TASK:
Every line of the data must be copied exactly.

DATA ROWS:
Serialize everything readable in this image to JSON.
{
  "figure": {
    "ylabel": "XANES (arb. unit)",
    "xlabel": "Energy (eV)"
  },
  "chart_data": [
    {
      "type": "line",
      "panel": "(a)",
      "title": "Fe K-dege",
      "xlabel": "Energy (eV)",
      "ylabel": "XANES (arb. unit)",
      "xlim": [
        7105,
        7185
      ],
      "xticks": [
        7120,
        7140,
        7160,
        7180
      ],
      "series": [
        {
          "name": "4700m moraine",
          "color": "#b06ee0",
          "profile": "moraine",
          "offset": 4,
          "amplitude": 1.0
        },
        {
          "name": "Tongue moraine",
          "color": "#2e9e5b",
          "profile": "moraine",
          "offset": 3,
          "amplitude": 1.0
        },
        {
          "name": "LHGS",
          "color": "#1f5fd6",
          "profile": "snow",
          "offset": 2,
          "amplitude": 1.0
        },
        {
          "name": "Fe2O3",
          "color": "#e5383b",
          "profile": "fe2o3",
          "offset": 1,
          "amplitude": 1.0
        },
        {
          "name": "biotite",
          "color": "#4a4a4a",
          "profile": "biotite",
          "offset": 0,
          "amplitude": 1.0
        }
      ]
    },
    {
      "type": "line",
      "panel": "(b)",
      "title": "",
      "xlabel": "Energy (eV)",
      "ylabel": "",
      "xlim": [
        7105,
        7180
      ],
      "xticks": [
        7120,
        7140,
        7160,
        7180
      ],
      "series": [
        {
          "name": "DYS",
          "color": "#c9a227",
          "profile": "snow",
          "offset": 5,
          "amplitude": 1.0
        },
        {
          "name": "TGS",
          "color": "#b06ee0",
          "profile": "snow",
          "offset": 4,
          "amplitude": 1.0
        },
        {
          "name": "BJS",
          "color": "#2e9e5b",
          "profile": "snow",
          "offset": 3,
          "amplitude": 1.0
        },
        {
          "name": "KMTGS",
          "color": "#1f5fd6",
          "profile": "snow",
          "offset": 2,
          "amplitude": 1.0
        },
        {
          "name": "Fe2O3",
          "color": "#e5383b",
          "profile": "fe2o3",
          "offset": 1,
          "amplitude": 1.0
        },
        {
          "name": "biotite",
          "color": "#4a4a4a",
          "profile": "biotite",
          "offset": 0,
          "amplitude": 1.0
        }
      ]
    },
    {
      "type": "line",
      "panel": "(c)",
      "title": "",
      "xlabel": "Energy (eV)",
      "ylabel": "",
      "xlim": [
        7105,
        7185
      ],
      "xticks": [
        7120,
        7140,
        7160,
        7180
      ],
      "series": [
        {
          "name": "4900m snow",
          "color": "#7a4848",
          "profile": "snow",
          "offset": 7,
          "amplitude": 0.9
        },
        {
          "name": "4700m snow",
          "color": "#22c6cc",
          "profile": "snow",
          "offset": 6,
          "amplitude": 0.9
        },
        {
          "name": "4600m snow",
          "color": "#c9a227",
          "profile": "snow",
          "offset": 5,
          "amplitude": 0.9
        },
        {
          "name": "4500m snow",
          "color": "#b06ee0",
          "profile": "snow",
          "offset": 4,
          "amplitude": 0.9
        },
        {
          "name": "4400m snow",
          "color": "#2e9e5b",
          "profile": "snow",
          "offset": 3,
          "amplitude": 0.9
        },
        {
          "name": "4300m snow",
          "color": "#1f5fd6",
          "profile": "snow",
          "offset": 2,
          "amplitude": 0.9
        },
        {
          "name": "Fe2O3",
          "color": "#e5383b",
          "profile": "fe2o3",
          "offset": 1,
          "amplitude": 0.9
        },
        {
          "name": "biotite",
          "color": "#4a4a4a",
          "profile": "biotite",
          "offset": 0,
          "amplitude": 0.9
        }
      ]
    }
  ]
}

COMPLETE ANSWER:
Serialize everything readable in this image to JSON.
{
  "figure": {
    "ylabel": "XANES (arb. unit)",
    "xlabel": "Energy (eV)"
  },
  "chart_data": [
    {
      "type": "line",
      "panel": "(a)",
      "title": "Fe K-dege",
      "xlabel": "Energy (eV)",
      "ylabel": "XANES (arb. unit)",
      "xlim": [
        7105,
        7185
      ],
      "xticks": [
        7120,
        7140,
        7160,
        7180
      ],
      "series": [
        {
          "name": "4700m moraine",
          "color": "#b06ee0",
          "profile": "moraine",
          "offset": 4,
          "amplitude": 1.0
        },
        {
          "name": "Tongue moraine",
          "color": "#2e9e5b",
          "profile": "moraine",
          "offset": 3,
          "amplitude": 1.0
        },
        {
          "name": "LHGS",
          "color": "#1f5fd6",
          "profile": "snow",
          "offset": 2,
          "amplitude": 1.0
        },
        {
          "name": "Fe2O3",
          "color": "#e5383b",
          "profile": "fe2o3",
          "offset": 1,
          "amplitude": 1.0
        },
        {
          "name": "biotite",
          "color": "#4a4a4a",
          "profile": "biotite",
          "offset": 0,
          "amplitude": 1.0
        }
      ]
    },
    {
      "type": "line",
      "panel": "(b)",
      "title": "",
      "xlabel": "Energy (eV)",
      "ylabel": "",
      "xlim": [
        7105,
        7180
      ],
      "xticks": [
        7120,
        7140,
        7160,
        7180
      ],
      "series": [
        {
          "name": "DYS",
          "color": "#c9a227",
          "profile": "snow",
          "offset": 5,
          "amplitude": 1.0
        },
        {
          "name": "TGS",
          "color": "#b06ee0",
          "profile": "snow",
          "offset": 4,
          "amplitude": 1.0
        },
        {
          "name": "BJS",
          "color": "#2e9e5b",
          "profile": "snow",
          "offset": 3,
          "amplitude": 1.0
        },
        {
          "name": "KMTGS",
          "color": "#1f5fd6",
          "profile": "snow",
          "offset": 2,
          "amplitude": 1.0
        },
        {
          "name": "Fe2O3",
          "color": "#e5383b",
          "profile": "fe2o3",
          "offset": 1,
          "amplitude": 1.0
        },
        {
          "name": "biotite",
          "color": "#4a4a4a",
          "profile": "biotite",
          "offset": 0,
          "amplitude": 1.0
        }
      ]
    },
    {
      "type": "line",
      "panel": "(c)",
      "title": "",
      "xlabel": "Energy (eV)",
      "ylabel": "",
      "xlim": [
        7105,
        7185
      ],
      "xticks": [
        7120,
        7140,
        7160,
        7180
      ],
      "series": [
        {
          "name": "4900m snow",
          "color": "#7a4848",
          "profile": "snow",
          "offset": 7,
          "amplitude": 0.9
        },
        {
          "name": "4700m snow",
          "color": "#22c6cc",
          "profile": "snow",
          "offset": 6,
          "amplitude": 0.9
        },
        {
          "name": "4600m snow",
          "color": "#c9a227",
          "profile": "snow",
          "offset": 5,
          "amplitude": 0.9
        },
        {
          "name": "4500m snow",
          "color": "#b06ee0",
          "profile": "snow",
          "offset": 4,
          "amplitude": 0.9
        },
        {
          "name": "4400m snow",
          "color": "#2e9e5b",
          "profile": "snow",
          "offset": 3,
          "amplitude": 0.9
        },
        {
          "name": "4300m snow",
          "color": "#1f5fd6",
          "profile": "snow",
          "offset": 2,
          "amplitude": 0.9
        },
        {
          "name": "Fe2O3",
          "color": "#e5383b",
          "profile": "fe2o3",
          "offset": 1,
          "amplitude": 0.9
        },
        {
          "name": "biotite",
          "color": "#4a4a4a",
          "profile": "biotite",
          "offset": 0,
          "amplitude": 0.9
        }
      ]
    }
  ]
}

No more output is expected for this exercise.